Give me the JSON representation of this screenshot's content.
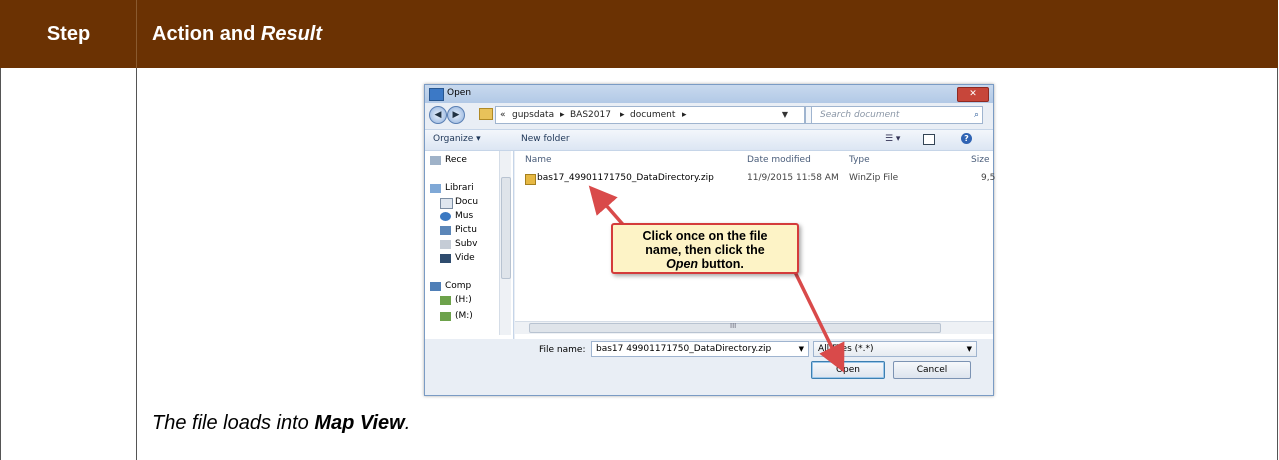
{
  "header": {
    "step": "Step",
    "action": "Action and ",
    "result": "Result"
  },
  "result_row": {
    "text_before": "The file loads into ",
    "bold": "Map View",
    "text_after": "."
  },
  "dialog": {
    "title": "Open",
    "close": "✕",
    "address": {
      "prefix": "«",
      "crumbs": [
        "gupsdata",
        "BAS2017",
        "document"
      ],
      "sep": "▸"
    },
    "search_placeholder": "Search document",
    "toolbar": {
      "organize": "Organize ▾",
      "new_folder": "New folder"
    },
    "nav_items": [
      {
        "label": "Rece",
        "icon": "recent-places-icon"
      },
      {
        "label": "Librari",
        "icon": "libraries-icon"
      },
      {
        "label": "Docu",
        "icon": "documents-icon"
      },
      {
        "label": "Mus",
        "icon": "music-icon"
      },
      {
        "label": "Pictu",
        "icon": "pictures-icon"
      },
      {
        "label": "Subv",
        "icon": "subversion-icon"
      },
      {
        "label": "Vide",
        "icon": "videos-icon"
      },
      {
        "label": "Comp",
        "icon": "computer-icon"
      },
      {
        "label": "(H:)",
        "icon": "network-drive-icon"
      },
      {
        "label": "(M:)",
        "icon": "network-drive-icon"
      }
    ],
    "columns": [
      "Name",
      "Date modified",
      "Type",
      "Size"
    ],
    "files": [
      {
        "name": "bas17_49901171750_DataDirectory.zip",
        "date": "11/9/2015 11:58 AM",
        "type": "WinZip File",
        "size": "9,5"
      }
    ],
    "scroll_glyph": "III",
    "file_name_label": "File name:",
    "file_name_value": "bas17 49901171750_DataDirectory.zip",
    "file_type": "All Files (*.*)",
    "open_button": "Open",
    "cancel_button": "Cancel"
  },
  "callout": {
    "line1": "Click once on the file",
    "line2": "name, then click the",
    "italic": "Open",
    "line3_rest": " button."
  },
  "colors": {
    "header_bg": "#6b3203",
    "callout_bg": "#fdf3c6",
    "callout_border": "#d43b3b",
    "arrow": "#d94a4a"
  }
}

# # # # #

Return every line in the listing that contains the word "Open".

Output for this exercise →
    "title": "Open",
    "open_button": "Open",
    "italic": "Open",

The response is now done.